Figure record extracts
☆ ☆ ☆ ☆
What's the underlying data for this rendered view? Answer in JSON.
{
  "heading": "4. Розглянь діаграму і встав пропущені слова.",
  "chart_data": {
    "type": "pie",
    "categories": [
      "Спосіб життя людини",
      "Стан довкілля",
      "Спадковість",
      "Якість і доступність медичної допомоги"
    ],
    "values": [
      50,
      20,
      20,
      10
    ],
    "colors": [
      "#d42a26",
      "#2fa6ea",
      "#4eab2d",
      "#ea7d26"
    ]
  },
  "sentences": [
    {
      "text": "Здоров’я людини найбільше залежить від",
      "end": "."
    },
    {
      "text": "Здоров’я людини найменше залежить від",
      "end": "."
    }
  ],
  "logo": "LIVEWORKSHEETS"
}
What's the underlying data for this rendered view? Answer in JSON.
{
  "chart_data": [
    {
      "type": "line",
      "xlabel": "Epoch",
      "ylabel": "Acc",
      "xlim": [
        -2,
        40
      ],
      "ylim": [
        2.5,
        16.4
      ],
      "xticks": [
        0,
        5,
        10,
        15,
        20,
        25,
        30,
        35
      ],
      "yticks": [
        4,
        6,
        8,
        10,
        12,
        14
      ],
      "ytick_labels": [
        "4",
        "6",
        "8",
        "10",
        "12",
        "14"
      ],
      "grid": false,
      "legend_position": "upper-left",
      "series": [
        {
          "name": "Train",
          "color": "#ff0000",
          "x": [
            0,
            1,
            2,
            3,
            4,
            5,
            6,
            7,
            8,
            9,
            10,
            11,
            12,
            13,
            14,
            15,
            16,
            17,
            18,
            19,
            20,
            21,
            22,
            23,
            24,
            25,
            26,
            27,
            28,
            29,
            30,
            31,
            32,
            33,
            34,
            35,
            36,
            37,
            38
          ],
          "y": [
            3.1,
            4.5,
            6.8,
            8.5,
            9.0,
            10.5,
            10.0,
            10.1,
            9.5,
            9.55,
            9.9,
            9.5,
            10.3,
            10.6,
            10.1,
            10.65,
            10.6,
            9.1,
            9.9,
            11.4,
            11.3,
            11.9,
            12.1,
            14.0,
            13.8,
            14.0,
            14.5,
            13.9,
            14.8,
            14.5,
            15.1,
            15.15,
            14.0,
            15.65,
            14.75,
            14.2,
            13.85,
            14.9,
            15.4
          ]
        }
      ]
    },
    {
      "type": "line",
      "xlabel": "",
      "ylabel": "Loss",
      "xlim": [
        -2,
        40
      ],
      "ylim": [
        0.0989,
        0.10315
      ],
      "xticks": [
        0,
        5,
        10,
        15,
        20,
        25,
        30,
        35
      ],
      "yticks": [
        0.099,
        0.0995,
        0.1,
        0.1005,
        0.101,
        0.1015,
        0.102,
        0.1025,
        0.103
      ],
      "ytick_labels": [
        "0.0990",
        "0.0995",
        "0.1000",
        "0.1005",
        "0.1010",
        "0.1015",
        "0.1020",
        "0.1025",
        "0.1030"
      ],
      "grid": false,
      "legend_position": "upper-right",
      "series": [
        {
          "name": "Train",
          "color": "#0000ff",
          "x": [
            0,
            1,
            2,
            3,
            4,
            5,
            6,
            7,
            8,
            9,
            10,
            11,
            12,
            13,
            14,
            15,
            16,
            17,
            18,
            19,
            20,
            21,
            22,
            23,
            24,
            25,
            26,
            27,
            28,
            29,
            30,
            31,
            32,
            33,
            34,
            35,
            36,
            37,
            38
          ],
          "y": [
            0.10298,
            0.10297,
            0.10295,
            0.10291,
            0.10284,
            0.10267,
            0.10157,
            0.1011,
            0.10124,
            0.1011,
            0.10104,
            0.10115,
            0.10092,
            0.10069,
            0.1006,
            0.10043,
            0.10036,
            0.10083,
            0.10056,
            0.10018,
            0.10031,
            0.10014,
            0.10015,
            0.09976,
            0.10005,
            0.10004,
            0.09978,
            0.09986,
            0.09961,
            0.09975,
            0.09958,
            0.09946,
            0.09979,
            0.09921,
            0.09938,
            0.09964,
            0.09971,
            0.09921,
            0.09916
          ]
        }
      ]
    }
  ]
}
☆ ☆ ☆ ☆
Every record should be repeated exactly; please leave none out.

**Solution for this task**
What's the underlying data for this rendered view? Answer in JSON.
{
  "heading": "4. Розглянь діаграму і встав пропущені слова.",
  "chart_data": {
    "type": "pie",
    "categories": [
      "Спосіб життя людини",
      "Стан довкілля",
      "Спадковість",
      "Якість і доступність медичної допомоги"
    ],
    "values": [
      50,
      20,
      20,
      10
    ],
    "colors": [
      "#d42a26",
      "#2fa6ea",
      "#4eab2d",
      "#ea7d26"
    ]
  },
  "sentences": [
    {
      "text": "Здоров’я людини найбільше залежить від",
      "end": "."
    },
    {
      "text": "Здоров’я людини найменше залежить від",
      "end": "."
    }
  ],
  "logo": "LIVEWORKSHEETS"
}
What's the underlying data for this rendered view? Answer in JSON.
{
  "chart_data": [
    {
      "type": "line",
      "xlabel": "Epoch",
      "ylabel": "Acc",
      "xlim": [
        -2,
        40
      ],
      "ylim": [
        2.5,
        16.4
      ],
      "xticks": [
        0,
        5,
        10,
        15,
        20,
        25,
        30,
        35
      ],
      "yticks": [
        4,
        6,
        8,
        10,
        12,
        14
      ],
      "ytick_labels": [
        "4",
        "6",
        "8",
        "10",
        "12",
        "14"
      ],
      "grid": false,
      "legend_position": "upper-left",
      "series": [
        {
          "name": "Train",
          "color": "#ff0000",
          "x": [
            0,
            1,
            2,
            3,
            4,
            5,
            6,
            7,
            8,
            9,
            10,
            11,
            12,
            13,
            14,
            15,
            16,
            17,
            18,
            19,
            20,
            21,
            22,
            23,
            24,
            25,
            26,
            27,
            28,
            29,
            30,
            31,
            32,
            33,
            34,
            35,
            36,
            37,
            38
          ],
          "y": [
            3.1,
            4.5,
            6.8,
            8.5,
            9.0,
            10.5,
            10.0,
            10.1,
            9.5,
            9.55,
            9.9,
            9.5,
            10.3,
            10.6,
            10.1,
            10.65,
            10.6,
            9.1,
            9.9,
            11.4,
            11.3,
            11.9,
            12.1,
            14.0,
            13.8,
            14.0,
            14.5,
            13.9,
            14.8,
            14.5,
            15.1,
            15.15,
            14.0,
            15.65,
            14.75,
            14.2,
            13.85,
            14.9,
            15.4
          ]
        }
      ]
    },
    {
      "type": "line",
      "xlabel": "",
      "ylabel": "Loss",
      "xlim": [
        -2,
        40
      ],
      "ylim": [
        0.0989,
        0.10315
      ],
      "xticks": [
        0,
        5,
        10,
        15,
        20,
        25,
        30,
        35
      ],
      "yticks": [
        0.099,
        0.0995,
        0.1,
        0.1005,
        0.101,
        0.1015,
        0.102,
        0.1025,
        0.103
      ],
      "ytick_labels": [
        "0.0990",
        "0.0995",
        "0.1000",
        "0.1005",
        "0.1010",
        "0.1015",
        "0.1020",
        "0.1025",
        "0.1030"
      ],
      "grid": false,
      "legend_position": "upper-right",
      "series": [
        {
          "name": "Train",
          "color": "#0000ff",
          "x": [
            0,
            1,
            2,
            3,
            4,
            5,
            6,
            7,
            8,
            9,
            10,
            11,
            12,
            13,
            14,
            15,
            16,
            17,
            18,
            19,
            20,
            21,
            22,
            23,
            24,
            25,
            26,
            27,
            28,
            29,
            30,
            31,
            32,
            33,
            34,
            35,
            36,
            37,
            38
          ],
          "y": [
            0.10298,
            0.10297,
            0.10295,
            0.10291,
            0.10284,
            0.10267,
            0.10157,
            0.1011,
            0.10124,
            0.1011,
            0.10104,
            0.10115,
            0.10092,
            0.10069,
            0.1006,
            0.10043,
            0.10036,
            0.10083,
            0.10056,
            0.10018,
            0.10031,
            0.10014,
            0.10015,
            0.09976,
            0.10005,
            0.10004,
            0.09978,
            0.09986,
            0.09961,
            0.09975,
            0.09958,
            0.09946,
            0.09979,
            0.09921,
            0.09938,
            0.09964,
            0.09971,
            0.09921,
            0.09916
          ]
        }
      ]
    }
  ]
}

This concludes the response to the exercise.